_WHAT IS BEING ASKED:_
Reproduce the listing exactly and skip over any pictures.

═══ TASK DATA ═══

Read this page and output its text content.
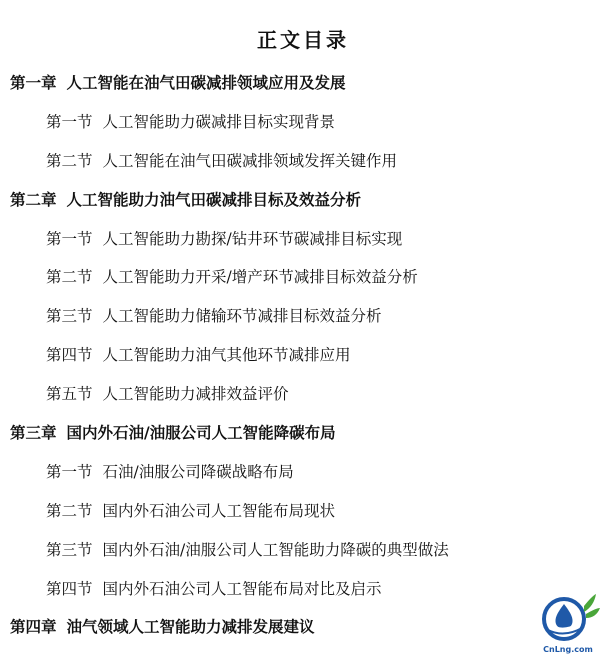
正文目录
第一章 人工智能在油气田碳减排领域应用及发展
第一节 人工智能助力碳减排目标实现背景
第二节 人工智能在油气田碳减排领域发挥关键作用
第二章 人工智能助力油气田碳减排目标及效益分析
第一节 人工智能助力勘探/钻井环节碳减排目标实现
第二节 人工智能助力开采/增产环节减排目标效益分析
第三节 人工智能助力储输环节减排目标效益分析
第四节 人工智能助力油气其他环节减排应用
第五节 人工智能助力减排效益评价
第三章 国内外石油/油服公司人工智能降碳布局
第一节 石油/油服公司降碳战略布局
第二节 国内外石油公司人工智能布局现状
第三节 国内外石油/油服公司人工智能助力降碳的典型做法
第四节 国内外石油公司人工智能布局对比及启示
第四章 油气领域人工智能助力减排发展建议
CnLng.com
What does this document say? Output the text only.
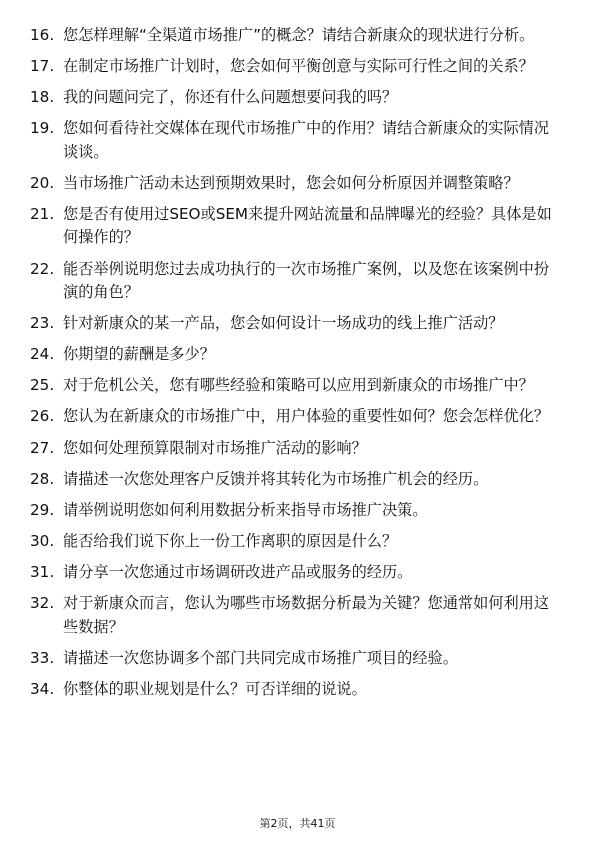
16. 您怎样理解“全渠道市场推广”的概念？请结合新康众的现状进行分析。
17. 在制定市场推广计划时，您会如何平衡创意与实际可行性之间的关系？
18. 我的问题问完了，你还有什么问题想要问我的吗？
19. 您如何看待社交媒体在现代市场推广中的作用？请结合新康众的实际情况谈谈。
20. 当市场推广活动未达到预期效果时，您会如何分析原因并调整策略？
21. 您是否有使用过SEO或SEM来提升网站流量和品牌曝光的经验？具体是如何操作的？
22. 能否举例说明您过去成功执行的一次市场推广案例，以及您在该案例中扮演的角色？
23. 针对新康众的某一产品，您会如何设计一场成功的线上推广活动？
24. 你期望的薪酬是多少？
25. 对于危机公关，您有哪些经验和策略可以应用到新康众的市场推广中？
26. 您认为在新康众的市场推广中，用户体验的重要性如何？您会怎样优化？
27. 您如何处理预算限制对市场推广活动的影响？
28. 请描述一次您处理客户反馈并将其转化为市场推广机会的经历。
29. 请举例说明您如何利用数据分析来指导市场推广决策。
30. 能否给我们说下你上一份工作离职的原因是什么？
31. 请分享一次您通过市场调研改进产品或服务的经历。
32. 对于新康众而言，您认为哪些市场数据分析最为关键？您通常如何利用这些数据？
33. 请描述一次您协调多个部门共同完成市场推广项目的经验。
34. 你整体的职业规划是什么？可否详细的说说。
第2页，共41页
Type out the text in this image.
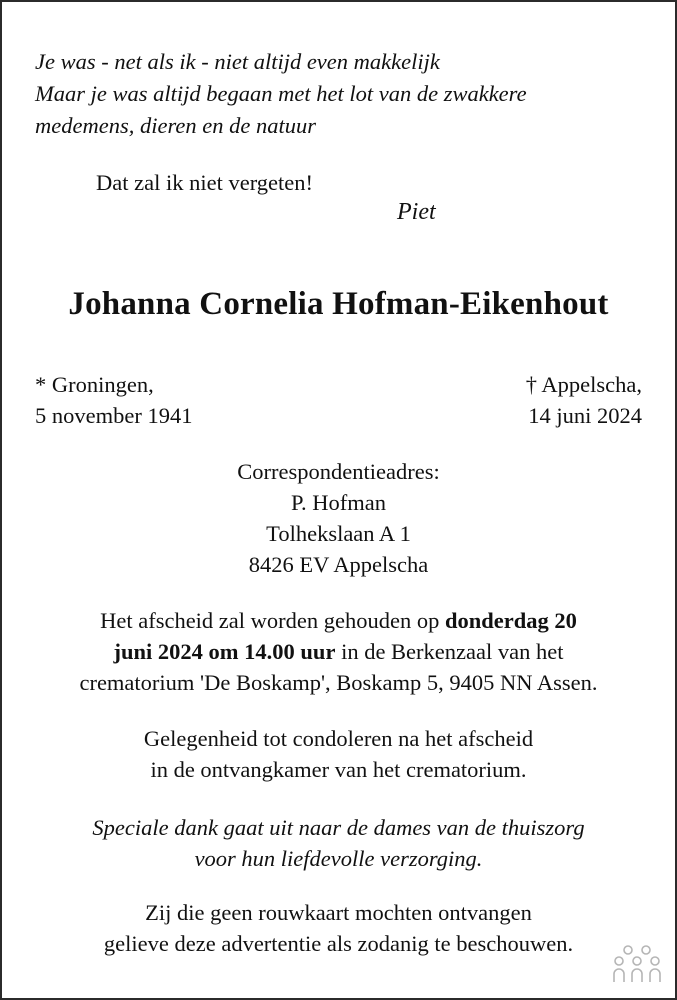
Je was - net als ik - niet altijd even makkelijk
Maar je was altijd begaan met het lot van de zwakkere
medemens, dieren en de natuur
Dat zal ik niet vergeten!
Piet
Johanna Cornelia Hofman-Eikenhout
* Groningen,
5 november 1941
† Appelscha,
14 juni 2024
Correspondentieadres:
P. Hofman
Tolhekslaan A 1
8426 EV Appelscha
Het afscheid zal worden gehouden op donderdag 20
juni 2024 om 14.00 uur in de Berkenzaal van het
crematorium 'De Boskamp', Boskamp 5, 9405 NN Assen.
Gelegenheid tot condoleren na het afscheid
in de ontvangkamer van het crematorium.
Speciale dank gaat uit naar de dames van de thuiszorg
voor hun liefdevolle verzorging.
Zij die geen rouwkaart mochten ontvangen
gelieve deze advertentie als zodanig te beschouwen.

═══

_REPLY TO THE EXERCISE:_
Read this page and output its text content.
正文目录
第一章 人工智能在油气田碳减排领域应用及发展
第一节 人工智能助力碳减排目标实现背景
第二节 人工智能在油气田碳减排领域发挥关键作用
第二章 人工智能助力油气田碳减排目标及效益分析
第一节 人工智能助力勘探/钻井环节碳减排目标实现
第二节 人工智能助力开采/增产环节减排目标效益分析
第三节 人工智能助力储输环节减排目标效益分析
第四节 人工智能助力油气其他环节减排应用
第五节 人工智能助力减排效益评价
第三章 国内外石油/油服公司人工智能降碳布局
第一节 石油/油服公司降碳战略布局
第二节 国内外石油公司人工智能布局现状
第三节 国内外石油/油服公司人工智能助力降碳的典型做法
第四节 国内外石油公司人工智能布局对比及启示
第四章 油气领域人工智能助力减排发展建议
CnLng.com
What does this document say? Output the text only.
16. 您怎样理解“全渠道市场推广”的概念？请结合新康众的现状进行分析。
17. 在制定市场推广计划时，您会如何平衡创意与实际可行性之间的关系？
18. 我的问题问完了，你还有什么问题想要问我的吗？
19. 您如何看待社交媒体在现代市场推广中的作用？请结合新康众的实际情况谈谈。
20. 当市场推广活动未达到预期效果时，您会如何分析原因并调整策略？
21. 您是否有使用过SEO或SEM来提升网站流量和品牌曝光的经验？具体是如何操作的？
22. 能否举例说明您过去成功执行的一次市场推广案例，以及您在该案例中扮演的角色？
23. 针对新康众的某一产品，您会如何设计一场成功的线上推广活动？
24. 你期望的薪酬是多少？
25. 对于危机公关，您有哪些经验和策略可以应用到新康众的市场推广中？
26. 您认为在新康众的市场推广中，用户体验的重要性如何？您会怎样优化？
27. 您如何处理预算限制对市场推广活动的影响？
28. 请描述一次您处理客户反馈并将其转化为市场推广机会的经历。
29. 请举例说明您如何利用数据分析来指导市场推广决策。
30. 能否给我们说下你上一份工作离职的原因是什么？
31. 请分享一次您通过市场调研改进产品或服务的经历。
32. 对于新康众而言，您认为哪些市场数据分析最为关键？您通常如何利用这些数据？
33. 请描述一次您协调多个部门共同完成市场推广项目的经验。
34. 你整体的职业规划是什么？可否详细的说说。
第2页，共41页
Type out the text in this image.
Je was - net als ik - niet altijd even makkelijk
Maar je was altijd begaan met het lot van de zwakkere
medemens, dieren en de natuur
Dat zal ik niet vergeten!
Piet
Johanna Cornelia Hofman-Eikenhout
* Groningen,
5 november 1941
† Appelscha,
14 juni 2024
Correspondentieadres:
P. Hofman
Tolhekslaan A 1
8426 EV Appelscha
Het afscheid zal worden gehouden op donderdag 20
juni 2024 om 14.00 uur in de Berkenzaal van het
crematorium 'De Boskamp', Boskamp 5, 9405 NN Assen.
Gelegenheid tot condoleren na het afscheid
in de ontvangkamer van het crematorium.
Speciale dank gaat uit naar de dames van de thuiszorg
voor hun liefdevolle verzorging.
Zij die geen rouwkaart mochten ontvangen
gelieve deze advertentie als zodanig te beschouwen.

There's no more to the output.